*EXERCISE PROMPT*:
Decide whether each statement below agrees with the interview excerpt, answering yes or no and quoting the words of the excerpt that settle it. 1. Dwell payments were paid out on Wednesdays. 2. The first item Prokofy sold was a pair of leopard-skin men's briefs. 3. Island purchases were common at that time.

*PAGE EXTRACT*:
■ ■ ■ ■ ■

Prokofy answered, "Well, let's say you are at the $40 tier level. If you go and click on land -- even a small square -- and buy it, it will immediately simply put you into the next tier bracket. So you go from $25 to $40 or $40 to the higher levels in a flash and are stuck. Nowadays, they have a menu warning (for) you, 'Are you really sure you want to do that?' It says 'This will increase your tier level to X.' But in the old days we didn't have that, so oops."

"Anyway, we decided to try to recreate what we had done in TSO, which was also very naive. But you can only learn from your newbie mistakes. We made a club with trance music, and we also created an architecture club and contests. We decided to reward good SL architecture, the way we had in TSO. The problem is, the meter is ticking on your tier bill in SL, you can't just fool around aimlessly. Tier is a harsh task mistress. How to make revenue then? You can't live on tips. I started making some content to sell, but it didn't sell very well, because I sucked at making things (laughs out loud). My first thing I sold was the leopard-skin men's briefs from TSO (laughs out loud), not a barn-stormer I'm afraid."

I responded with a few chuckles.

Prokofy went on, "Anyway we tried to have these contests and bring in traffic, and in those days the Lindens had these awards they would give out. First you had the dwell payments,
remember those?"

"I don't believe I do," I told him, "sorry."

Prokofy explained, "If you could attract people to your land, you would get Linden dollars into your account. Well, they used to have a loss leader to try to get the community to entertain each other and be creative with events. So they had a system that rewarded you for traffic, and another system for events awards. So let's say I put on an architectural contest, I could get a $500 Linden award. They were handed out like candy. You could have a wet t-shirt contest at the beach and get the $500 creative award."

I chuckled again at the thought.

Prokofy went on, "The dwell was something that could be real money if you had enough traffic. There was a formula. So let's say I could put 5000 traffic on to my club, it would translate as cash. That cash would pay out every Wednesday, just like group fees now debit. It used to be group fees debited AND credited. However, again, this wasn't enough to pay the bills."

"So then I started trying to flip land, and of course, that was disastrous because I had no idea what I was doing and got stuck with 'end of the world' land that I thought was waterfront. In the old days, you could see the sims as they were being rolled  out. You could see a sim being born, often in the middle of the night. The sim would rise up out of the mist slowly and then these little green triangles would fill it. Those were tree buds the Lindens planted. The trees would appear, and it would seem as if the edge of that thing was 'waterfront.' They'd set it to sale, and an idiot like me would buy it. I remember Dyerbrook's first purchase of his newbie land was a fake waterfront like that. Then oops, a week later, the Lindens would lay ANOTHER sim down next to it. Then it became swamp or woodland with no waterfront. So you get the idea, lots of false starts and learning by idiotic mistakes."

"I remember once going on the forums and asking if an oldbie would be willing to be paid to teach me Sl for an hour. And I was scoffed at. This is when I began to see the class warfare in SL -- the oldbies, who were mainly coders and graphics designers, and this other class of people called 'land barons' whom Philip had encouraged to come in in order to have a revenue stream to sustain the development of SL. There were hardly any island purchases in those days. We were terribly scared of islands because they performed badly and had the 'void' problem."

■ ■ ■ ■ ■

*RAW DATA*:
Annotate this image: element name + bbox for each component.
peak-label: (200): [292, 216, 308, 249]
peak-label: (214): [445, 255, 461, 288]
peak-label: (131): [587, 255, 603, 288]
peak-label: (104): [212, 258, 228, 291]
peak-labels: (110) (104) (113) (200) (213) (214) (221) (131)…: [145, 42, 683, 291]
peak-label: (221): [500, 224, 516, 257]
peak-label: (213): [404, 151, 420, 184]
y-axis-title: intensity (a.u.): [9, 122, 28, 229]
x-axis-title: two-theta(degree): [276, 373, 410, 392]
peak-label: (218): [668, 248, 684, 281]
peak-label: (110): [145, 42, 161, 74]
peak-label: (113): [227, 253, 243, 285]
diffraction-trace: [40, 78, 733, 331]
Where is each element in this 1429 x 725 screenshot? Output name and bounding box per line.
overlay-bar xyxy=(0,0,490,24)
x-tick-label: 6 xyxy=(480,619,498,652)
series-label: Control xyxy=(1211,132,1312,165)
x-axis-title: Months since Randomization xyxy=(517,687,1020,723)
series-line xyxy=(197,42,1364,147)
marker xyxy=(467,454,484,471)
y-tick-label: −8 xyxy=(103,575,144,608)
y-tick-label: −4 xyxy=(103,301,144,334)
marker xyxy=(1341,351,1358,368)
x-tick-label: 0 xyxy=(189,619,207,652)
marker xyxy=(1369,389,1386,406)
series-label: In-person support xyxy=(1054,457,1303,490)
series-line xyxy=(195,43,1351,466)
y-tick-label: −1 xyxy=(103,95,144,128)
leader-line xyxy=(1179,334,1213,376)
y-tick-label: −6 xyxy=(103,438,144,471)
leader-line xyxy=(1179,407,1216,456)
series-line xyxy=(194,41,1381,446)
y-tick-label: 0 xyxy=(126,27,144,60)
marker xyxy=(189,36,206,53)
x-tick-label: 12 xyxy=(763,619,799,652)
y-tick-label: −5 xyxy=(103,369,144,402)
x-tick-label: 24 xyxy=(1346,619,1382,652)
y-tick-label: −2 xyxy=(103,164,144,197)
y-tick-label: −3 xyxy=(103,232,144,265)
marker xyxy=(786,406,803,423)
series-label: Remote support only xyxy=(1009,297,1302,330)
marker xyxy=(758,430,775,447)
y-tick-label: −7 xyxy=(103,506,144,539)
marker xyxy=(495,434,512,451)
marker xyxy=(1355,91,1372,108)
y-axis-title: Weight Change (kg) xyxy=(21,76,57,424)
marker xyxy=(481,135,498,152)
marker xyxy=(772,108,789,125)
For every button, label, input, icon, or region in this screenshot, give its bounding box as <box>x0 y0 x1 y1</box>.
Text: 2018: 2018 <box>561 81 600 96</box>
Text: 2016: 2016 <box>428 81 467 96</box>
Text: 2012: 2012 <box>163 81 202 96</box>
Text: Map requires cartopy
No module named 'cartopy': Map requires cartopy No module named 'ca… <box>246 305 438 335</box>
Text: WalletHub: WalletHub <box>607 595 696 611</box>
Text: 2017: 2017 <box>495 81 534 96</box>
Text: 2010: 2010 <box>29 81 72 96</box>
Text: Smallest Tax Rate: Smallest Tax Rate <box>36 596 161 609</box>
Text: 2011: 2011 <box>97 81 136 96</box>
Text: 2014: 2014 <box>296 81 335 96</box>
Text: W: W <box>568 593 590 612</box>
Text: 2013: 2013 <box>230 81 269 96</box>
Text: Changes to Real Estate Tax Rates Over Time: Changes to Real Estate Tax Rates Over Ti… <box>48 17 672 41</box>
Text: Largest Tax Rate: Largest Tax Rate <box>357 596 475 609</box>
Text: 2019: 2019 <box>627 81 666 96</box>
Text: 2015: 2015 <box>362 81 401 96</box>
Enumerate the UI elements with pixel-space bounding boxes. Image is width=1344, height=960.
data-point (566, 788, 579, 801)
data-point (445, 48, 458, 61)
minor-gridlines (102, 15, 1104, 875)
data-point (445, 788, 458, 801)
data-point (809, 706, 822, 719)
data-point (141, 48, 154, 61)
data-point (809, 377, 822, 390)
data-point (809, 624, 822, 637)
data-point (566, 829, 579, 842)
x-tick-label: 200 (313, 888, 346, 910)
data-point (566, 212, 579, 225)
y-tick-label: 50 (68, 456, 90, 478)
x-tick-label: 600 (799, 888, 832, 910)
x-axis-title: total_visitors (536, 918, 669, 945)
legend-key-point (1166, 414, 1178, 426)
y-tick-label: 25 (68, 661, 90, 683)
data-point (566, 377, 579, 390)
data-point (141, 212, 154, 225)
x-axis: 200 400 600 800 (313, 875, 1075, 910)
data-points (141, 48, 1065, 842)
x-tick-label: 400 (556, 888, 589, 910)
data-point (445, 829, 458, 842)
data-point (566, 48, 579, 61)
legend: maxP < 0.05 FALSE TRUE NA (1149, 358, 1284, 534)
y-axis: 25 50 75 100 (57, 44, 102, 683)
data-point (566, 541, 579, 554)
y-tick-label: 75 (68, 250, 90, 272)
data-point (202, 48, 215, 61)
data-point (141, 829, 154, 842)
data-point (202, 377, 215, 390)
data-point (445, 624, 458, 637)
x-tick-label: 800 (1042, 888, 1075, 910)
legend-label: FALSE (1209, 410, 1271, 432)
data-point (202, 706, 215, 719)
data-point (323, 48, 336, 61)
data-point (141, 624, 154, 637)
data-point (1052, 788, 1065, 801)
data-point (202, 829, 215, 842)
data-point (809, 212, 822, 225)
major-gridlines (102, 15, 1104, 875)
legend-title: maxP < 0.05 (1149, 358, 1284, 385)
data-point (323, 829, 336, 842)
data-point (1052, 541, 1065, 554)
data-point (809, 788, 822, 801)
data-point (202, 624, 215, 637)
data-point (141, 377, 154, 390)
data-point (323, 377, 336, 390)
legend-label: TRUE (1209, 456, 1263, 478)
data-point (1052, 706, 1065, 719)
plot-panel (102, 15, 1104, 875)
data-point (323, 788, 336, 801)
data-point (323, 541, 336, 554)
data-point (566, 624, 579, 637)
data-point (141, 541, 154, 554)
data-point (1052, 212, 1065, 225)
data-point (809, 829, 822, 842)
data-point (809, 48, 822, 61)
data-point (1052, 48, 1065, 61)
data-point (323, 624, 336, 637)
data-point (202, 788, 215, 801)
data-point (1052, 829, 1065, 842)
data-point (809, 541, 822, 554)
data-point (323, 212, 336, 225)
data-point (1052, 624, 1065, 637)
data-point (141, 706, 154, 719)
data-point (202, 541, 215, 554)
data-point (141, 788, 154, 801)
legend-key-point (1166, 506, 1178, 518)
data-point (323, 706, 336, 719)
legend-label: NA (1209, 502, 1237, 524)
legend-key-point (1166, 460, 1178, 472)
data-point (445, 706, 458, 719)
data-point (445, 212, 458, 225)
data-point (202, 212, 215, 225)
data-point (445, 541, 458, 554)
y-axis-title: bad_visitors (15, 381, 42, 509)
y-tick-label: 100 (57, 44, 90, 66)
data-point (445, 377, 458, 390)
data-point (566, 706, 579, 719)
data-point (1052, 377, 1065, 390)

■ ■ ■ ■ ■

*TASK SOLUTION*:
1. Yes: "That cash would pay out every Wednesday"
2. Yes: "My first thing I sold was the leopard-skin men's briefs from TSO"
3. No: "There were hardly any island purchases in those days."